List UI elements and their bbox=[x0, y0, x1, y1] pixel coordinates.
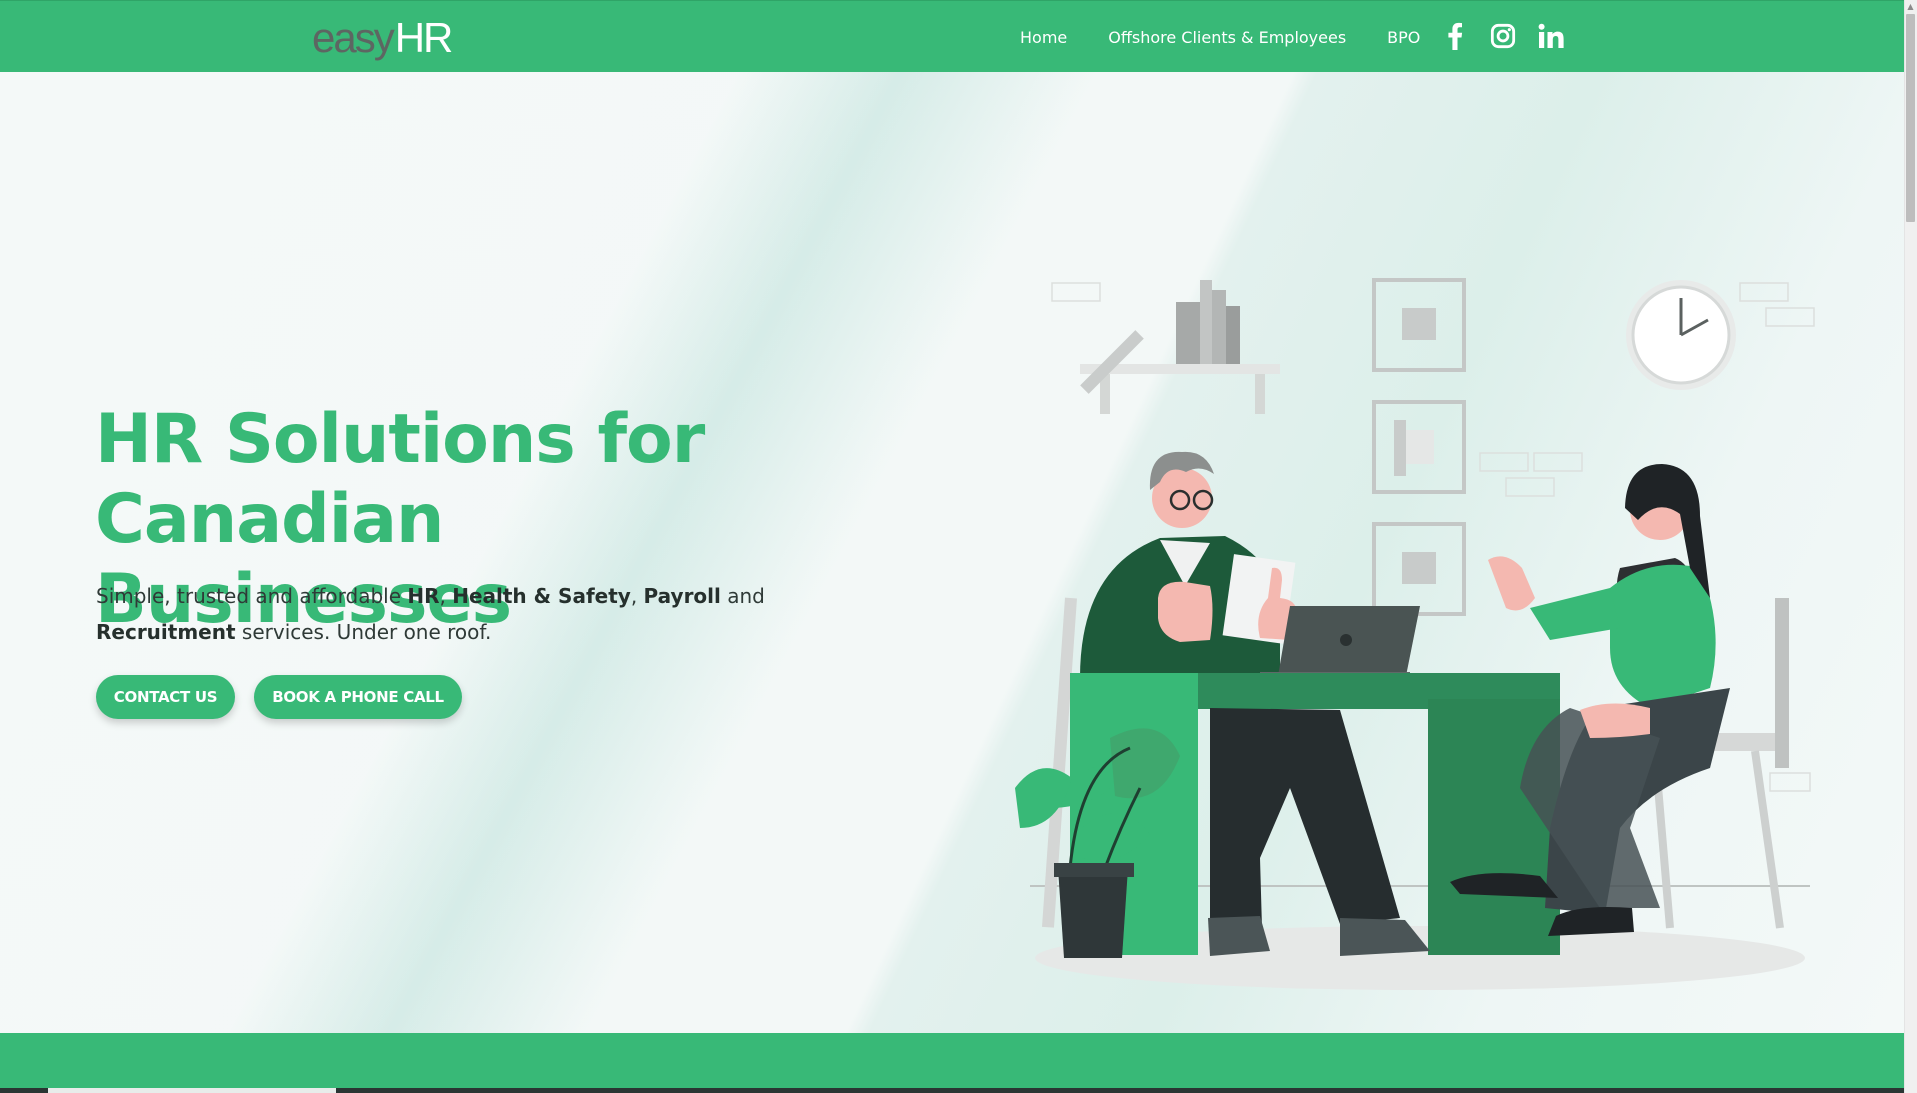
headline-line-1: HR Solutions for bbox=[95, 400, 705, 479]
social-links bbox=[1442, 21, 1564, 51]
contact-us-button[interactable]: CONTACT US bbox=[96, 675, 235, 719]
hero-subtitle: Simple, trusted and affordable HR, Healt… bbox=[96, 578, 836, 650]
preview-light-block bbox=[48, 1088, 336, 1093]
scrollbar-thumb[interactable] bbox=[1906, 14, 1915, 222]
next-section-preview-strip bbox=[0, 1088, 1904, 1093]
instagram-icon[interactable] bbox=[1490, 21, 1516, 51]
subtitle-payroll: Payroll bbox=[643, 584, 721, 608]
book-phone-call-button[interactable]: BOOK A PHONE CALL bbox=[254, 675, 462, 719]
subtitle-intro: Simple, trusted and affordable bbox=[96, 584, 408, 608]
subtitle-sep-2: , bbox=[630, 584, 644, 608]
top-navigation-bar: easy HR Home Offshore Clients & Employee… bbox=[0, 0, 1904, 72]
subtitle-sep-1: , bbox=[439, 584, 453, 608]
subtitle-outro: services. Under one roof. bbox=[235, 620, 492, 644]
subtitle-recruitment: Recruitment bbox=[96, 620, 236, 644]
office-meeting-illustration bbox=[1015, 278, 1815, 990]
logo-text-hr: HR bbox=[394, 14, 454, 61]
facebook-icon[interactable] bbox=[1442, 21, 1468, 51]
logo-text-easy: easy bbox=[312, 14, 395, 61]
scroll-up-arrow-icon[interactable]: ▲ bbox=[1906, 2, 1915, 11]
subtitle-hr: HR bbox=[407, 584, 440, 608]
linkedin-icon[interactable] bbox=[1538, 21, 1564, 51]
nav-link-bpo[interactable]: BPO bbox=[1387, 28, 1420, 47]
nav-link-home[interactable]: Home bbox=[1020, 28, 1067, 47]
main-nav: Home Offshore Clients & Employees BPO bbox=[1020, 1, 1461, 73]
subtitle-health-safety: Health & Safety bbox=[452, 584, 631, 608]
hero-section: HR Solutions for Canadian Businesses Sim… bbox=[0, 72, 1904, 1033]
easyhr-logo[interactable]: easy HR bbox=[312, 14, 454, 61]
next-section-band bbox=[0, 1033, 1904, 1093]
vertical-scrollbar[interactable]: ▲ bbox=[1904, 0, 1917, 1093]
nav-link-offshore[interactable]: Offshore Clients & Employees bbox=[1108, 28, 1346, 47]
subtitle-and: and bbox=[720, 584, 765, 608]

PROBLEM STATEMENT: Pick out each line in the records above that contains the string "icon". Case counts.

RESPONSE TO THE TASK:
instagram-icon[interactable] bbox=[1490, 21, 1516, 51]
facebook-icon[interactable] bbox=[1442, 21, 1468, 51]
scroll-up-arrow-icon[interactable]: ▲ bbox=[1906, 2, 1915, 11]
linkedin-icon[interactable] bbox=[1538, 21, 1564, 51]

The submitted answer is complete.